= STATED PROBLEM =
Write the number of lines holding the word "JSON", and nothing else.

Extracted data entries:

_ _ _ _ _ _ _

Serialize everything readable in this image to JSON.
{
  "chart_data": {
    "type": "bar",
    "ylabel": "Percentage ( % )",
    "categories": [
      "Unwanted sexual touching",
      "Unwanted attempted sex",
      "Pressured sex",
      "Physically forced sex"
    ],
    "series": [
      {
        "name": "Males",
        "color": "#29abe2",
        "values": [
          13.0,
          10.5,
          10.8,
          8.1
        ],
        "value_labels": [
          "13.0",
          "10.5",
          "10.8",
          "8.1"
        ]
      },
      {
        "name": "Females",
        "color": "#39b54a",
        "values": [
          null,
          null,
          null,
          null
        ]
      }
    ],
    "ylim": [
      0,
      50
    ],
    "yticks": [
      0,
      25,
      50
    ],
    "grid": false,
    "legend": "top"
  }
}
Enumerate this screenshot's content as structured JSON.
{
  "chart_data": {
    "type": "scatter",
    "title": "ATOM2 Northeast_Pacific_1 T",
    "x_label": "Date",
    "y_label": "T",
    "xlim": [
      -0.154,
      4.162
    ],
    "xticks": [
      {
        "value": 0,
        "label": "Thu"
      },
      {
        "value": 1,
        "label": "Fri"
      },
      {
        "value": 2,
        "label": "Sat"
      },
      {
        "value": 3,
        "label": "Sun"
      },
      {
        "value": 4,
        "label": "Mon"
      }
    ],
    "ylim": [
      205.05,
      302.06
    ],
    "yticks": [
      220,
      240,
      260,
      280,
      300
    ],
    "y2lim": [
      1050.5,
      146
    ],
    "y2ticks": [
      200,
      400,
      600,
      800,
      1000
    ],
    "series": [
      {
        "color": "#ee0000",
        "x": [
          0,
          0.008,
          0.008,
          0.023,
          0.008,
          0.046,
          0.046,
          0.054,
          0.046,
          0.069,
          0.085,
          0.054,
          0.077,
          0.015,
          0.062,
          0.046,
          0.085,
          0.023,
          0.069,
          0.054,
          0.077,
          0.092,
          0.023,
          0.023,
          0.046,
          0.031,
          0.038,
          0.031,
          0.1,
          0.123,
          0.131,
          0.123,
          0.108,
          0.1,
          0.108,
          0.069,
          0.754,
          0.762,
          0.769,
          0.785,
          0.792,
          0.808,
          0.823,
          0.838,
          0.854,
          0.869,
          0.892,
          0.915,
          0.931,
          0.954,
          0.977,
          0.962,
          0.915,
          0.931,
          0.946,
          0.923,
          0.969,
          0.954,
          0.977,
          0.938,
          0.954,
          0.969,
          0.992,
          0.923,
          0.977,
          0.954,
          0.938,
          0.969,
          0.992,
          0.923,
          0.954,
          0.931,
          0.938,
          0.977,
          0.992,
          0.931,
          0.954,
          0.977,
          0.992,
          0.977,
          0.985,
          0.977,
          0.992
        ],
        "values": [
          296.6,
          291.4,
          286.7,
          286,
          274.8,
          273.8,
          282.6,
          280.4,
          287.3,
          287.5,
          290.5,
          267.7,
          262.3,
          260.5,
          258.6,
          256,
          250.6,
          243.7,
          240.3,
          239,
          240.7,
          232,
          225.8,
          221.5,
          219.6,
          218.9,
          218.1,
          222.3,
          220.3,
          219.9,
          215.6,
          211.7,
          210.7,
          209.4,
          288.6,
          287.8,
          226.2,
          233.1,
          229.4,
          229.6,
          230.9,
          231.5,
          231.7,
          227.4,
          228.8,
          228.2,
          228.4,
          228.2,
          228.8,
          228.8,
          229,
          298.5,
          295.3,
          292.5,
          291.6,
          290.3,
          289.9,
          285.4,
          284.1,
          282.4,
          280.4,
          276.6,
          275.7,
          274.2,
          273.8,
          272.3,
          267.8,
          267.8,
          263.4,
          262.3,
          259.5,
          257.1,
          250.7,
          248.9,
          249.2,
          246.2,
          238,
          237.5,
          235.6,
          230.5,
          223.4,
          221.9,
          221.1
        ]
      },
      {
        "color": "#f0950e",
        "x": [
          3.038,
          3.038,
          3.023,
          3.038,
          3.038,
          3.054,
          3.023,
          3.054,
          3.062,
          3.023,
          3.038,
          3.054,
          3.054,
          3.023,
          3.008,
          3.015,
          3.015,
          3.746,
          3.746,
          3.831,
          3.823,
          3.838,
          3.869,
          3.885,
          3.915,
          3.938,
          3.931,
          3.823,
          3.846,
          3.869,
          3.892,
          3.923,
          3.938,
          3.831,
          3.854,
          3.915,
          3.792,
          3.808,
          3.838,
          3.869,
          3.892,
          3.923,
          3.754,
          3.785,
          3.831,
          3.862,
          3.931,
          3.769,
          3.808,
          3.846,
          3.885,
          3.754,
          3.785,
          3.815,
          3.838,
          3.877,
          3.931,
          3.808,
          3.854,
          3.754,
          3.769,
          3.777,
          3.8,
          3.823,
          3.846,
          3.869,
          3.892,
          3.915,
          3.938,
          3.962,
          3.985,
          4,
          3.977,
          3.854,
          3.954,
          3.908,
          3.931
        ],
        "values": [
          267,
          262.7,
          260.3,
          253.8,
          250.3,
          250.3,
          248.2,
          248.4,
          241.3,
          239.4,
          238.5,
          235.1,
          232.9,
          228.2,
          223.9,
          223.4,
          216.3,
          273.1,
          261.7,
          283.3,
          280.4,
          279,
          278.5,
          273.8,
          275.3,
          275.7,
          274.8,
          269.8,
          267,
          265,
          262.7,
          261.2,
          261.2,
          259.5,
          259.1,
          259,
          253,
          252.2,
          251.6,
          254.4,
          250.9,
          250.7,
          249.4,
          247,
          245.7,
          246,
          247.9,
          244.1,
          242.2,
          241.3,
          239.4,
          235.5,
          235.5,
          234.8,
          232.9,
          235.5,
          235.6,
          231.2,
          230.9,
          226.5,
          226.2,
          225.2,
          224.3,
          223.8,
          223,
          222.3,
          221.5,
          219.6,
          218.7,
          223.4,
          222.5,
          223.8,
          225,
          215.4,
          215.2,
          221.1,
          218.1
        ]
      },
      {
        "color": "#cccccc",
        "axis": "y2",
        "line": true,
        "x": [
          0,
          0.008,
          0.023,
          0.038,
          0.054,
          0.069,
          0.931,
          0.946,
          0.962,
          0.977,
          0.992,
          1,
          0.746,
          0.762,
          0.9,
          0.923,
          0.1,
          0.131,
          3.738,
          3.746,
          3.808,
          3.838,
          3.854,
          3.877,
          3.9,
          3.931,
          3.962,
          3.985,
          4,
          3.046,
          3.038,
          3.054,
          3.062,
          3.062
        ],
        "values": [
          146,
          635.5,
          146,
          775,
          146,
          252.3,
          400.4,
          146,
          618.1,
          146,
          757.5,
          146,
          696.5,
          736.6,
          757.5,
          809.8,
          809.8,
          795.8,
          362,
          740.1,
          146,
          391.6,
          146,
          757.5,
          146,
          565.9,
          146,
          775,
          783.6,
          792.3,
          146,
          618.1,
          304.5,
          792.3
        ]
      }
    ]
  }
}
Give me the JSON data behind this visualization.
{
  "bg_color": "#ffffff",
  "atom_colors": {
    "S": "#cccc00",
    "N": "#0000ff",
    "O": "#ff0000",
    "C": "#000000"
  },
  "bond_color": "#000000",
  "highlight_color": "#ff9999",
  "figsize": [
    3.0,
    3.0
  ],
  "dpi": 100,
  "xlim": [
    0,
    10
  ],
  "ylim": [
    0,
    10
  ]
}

_ _ _ _ _ _ _

= RESULT OF THE EXERCISE =
3